Exactly as written, print each record in the listing.

══════════════════════════════

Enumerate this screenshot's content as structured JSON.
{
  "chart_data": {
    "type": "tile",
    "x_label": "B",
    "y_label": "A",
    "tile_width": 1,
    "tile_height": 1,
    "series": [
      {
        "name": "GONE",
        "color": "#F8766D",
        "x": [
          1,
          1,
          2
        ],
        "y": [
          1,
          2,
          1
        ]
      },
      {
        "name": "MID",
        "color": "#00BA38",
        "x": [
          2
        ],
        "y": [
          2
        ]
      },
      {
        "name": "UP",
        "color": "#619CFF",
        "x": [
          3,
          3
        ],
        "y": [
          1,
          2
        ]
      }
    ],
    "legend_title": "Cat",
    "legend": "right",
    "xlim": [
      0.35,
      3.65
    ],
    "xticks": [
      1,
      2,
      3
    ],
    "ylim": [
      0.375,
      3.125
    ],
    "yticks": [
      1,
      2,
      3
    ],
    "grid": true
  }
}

══════════════════════════════

**Written reply**.
Enumerate this screenshot's content as structured JSON.
{
  "chart_data": {
    "type": "tile",
    "x_label": "B",
    "y_label": "A",
    "tile_width": 1,
    "tile_height": 1,
    "series": [
      {
        "name": "GONE",
        "color": "#F8766D",
        "x": [
          1,
          1,
          2
        ],
        "y": [
          1,
          2,
          1
        ]
      },
      {
        "name": "MID",
        "color": "#00BA38",
        "x": [
          2
        ],
        "y": [
          2
        ]
      },
      {
        "name": "UP",
        "color": "#619CFF",
        "x": [
          3,
          3
        ],
        "y": [
          1,
          2
        ]
      }
    ],
    "legend_title": "Cat",
    "legend": "right",
    "xlim": [
      0.35,
      3.65
    ],
    "xticks": [
      1,
      2,
      3
    ],
    "ylim": [
      0.375,
      3.125
    ],
    "yticks": [
      1,
      2,
      3
    ],
    "grid": true
  }
}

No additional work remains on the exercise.